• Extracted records

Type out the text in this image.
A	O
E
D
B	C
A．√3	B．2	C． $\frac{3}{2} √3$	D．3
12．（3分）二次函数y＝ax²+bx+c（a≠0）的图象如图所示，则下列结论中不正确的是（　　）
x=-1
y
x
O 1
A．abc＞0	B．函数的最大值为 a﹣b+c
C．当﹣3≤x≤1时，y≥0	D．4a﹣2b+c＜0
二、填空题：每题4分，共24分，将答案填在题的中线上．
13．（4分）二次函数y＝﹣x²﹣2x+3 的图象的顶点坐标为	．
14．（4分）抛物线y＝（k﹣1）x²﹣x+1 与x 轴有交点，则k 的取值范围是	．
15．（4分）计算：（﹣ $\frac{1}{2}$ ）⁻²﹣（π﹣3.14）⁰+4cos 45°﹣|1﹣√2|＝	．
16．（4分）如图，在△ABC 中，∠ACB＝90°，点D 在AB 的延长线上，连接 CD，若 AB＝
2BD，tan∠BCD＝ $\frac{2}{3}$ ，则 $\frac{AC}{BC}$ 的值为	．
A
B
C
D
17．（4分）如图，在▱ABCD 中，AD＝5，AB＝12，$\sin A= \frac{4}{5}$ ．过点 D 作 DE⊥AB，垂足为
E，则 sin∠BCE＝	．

• GIVEN EXERCISE
Report how many lines in the data contain the word "二次函数y", with no words besides the number.

• RESULT BELOW
2